-- Start of Data extract --
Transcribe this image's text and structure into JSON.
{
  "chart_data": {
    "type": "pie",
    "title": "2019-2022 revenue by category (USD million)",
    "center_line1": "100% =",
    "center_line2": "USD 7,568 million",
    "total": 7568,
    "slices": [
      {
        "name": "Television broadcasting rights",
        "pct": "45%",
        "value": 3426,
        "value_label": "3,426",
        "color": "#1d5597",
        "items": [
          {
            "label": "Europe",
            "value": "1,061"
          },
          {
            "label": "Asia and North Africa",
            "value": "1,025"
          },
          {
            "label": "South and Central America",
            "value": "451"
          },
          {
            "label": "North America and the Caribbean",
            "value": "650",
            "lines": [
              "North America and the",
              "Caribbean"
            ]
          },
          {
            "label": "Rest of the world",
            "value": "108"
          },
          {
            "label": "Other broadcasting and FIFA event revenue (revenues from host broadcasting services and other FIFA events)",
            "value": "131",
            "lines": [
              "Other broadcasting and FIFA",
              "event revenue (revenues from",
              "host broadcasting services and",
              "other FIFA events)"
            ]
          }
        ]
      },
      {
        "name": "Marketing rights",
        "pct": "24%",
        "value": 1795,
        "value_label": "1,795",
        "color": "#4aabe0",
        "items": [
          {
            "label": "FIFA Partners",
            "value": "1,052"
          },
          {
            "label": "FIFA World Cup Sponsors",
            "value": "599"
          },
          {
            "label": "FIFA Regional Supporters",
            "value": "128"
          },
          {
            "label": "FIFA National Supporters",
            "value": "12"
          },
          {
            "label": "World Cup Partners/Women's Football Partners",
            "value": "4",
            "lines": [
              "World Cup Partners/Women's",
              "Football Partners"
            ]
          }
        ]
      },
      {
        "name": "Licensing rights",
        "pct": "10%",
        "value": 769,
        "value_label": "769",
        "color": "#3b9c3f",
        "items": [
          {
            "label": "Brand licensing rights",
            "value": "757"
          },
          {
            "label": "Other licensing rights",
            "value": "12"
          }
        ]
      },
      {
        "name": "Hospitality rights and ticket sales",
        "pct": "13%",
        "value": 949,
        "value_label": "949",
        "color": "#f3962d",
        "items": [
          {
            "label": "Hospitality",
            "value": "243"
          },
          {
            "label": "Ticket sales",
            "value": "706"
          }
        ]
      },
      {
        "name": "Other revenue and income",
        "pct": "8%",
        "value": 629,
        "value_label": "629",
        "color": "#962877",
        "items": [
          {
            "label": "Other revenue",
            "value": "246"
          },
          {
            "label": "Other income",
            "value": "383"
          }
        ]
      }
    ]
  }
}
-- End of Data extract --
What you have to do:
Type out the whole listing above again, exactly as it stands.

Right answer:
Transcribe this image's text and structure into JSON.
{
  "chart_data": {
    "type": "pie",
    "title": "2019-2022 revenue by category (USD million)",
    "center_line1": "100% =",
    "center_line2": "USD 7,568 million",
    "total": 7568,
    "slices": [
      {
        "name": "Television broadcasting rights",
        "pct": "45%",
        "value": 3426,
        "value_label": "3,426",
        "color": "#1d5597",
        "items": [
          {
            "label": "Europe",
            "value": "1,061"
          },
          {
            "label": "Asia and North Africa",
            "value": "1,025"
          },
          {
            "label": "South and Central America",
            "value": "451"
          },
          {
            "label": "North America and the Caribbean",
            "value": "650",
            "lines": [
              "North America and the",
              "Caribbean"
            ]
          },
          {
            "label": "Rest of the world",
            "value": "108"
          },
          {
            "label": "Other broadcasting and FIFA event revenue (revenues from host broadcasting services and other FIFA events)",
            "value": "131",
            "lines": [
              "Other broadcasting and FIFA",
              "event revenue (revenues from",
              "host broadcasting services and",
              "other FIFA events)"
            ]
          }
        ]
      },
      {
        "name": "Marketing rights",
        "pct": "24%",
        "value": 1795,
        "value_label": "1,795",
        "color": "#4aabe0",
        "items": [
          {
            "label": "FIFA Partners",
            "value": "1,052"
          },
          {
            "label": "FIFA World Cup Sponsors",
            "value": "599"
          },
          {
            "label": "FIFA Regional Supporters",
            "value": "128"
          },
          {
            "label": "FIFA National Supporters",
            "value": "12"
          },
          {
            "label": "World Cup Partners/Women's Football Partners",
            "value": "4",
            "lines": [
              "World Cup Partners/Women's",
              "Football Partners"
            ]
          }
        ]
      },
      {
        "name": "Licensing rights",
        "pct": "10%",
        "value": 769,
        "value_label": "769",
        "color": "#3b9c3f",
        "items": [
          {
            "label": "Brand licensing rights",
            "value": "757"
          },
          {
            "label": "Other licensing rights",
            "value": "12"
          }
        ]
      },
      {
        "name": "Hospitality rights and ticket sales",
        "pct": "13%",
        "value": 949,
        "value_label": "949",
        "color": "#f3962d",
        "items": [
          {
            "label": "Hospitality",
            "value": "243"
          },
          {
            "label": "Ticket sales",
            "value": "706"
          }
        ]
      },
      {
        "name": "Other revenue and income",
        "pct": "8%",
        "value": 629,
        "value_label": "629",
        "color": "#962877",
        "items": [
          {
            "label": "Other revenue",
            "value": "246"
          },
          {
            "label": "Other income",
            "value": "383"
          }
        ]
      }
    ]
  }
}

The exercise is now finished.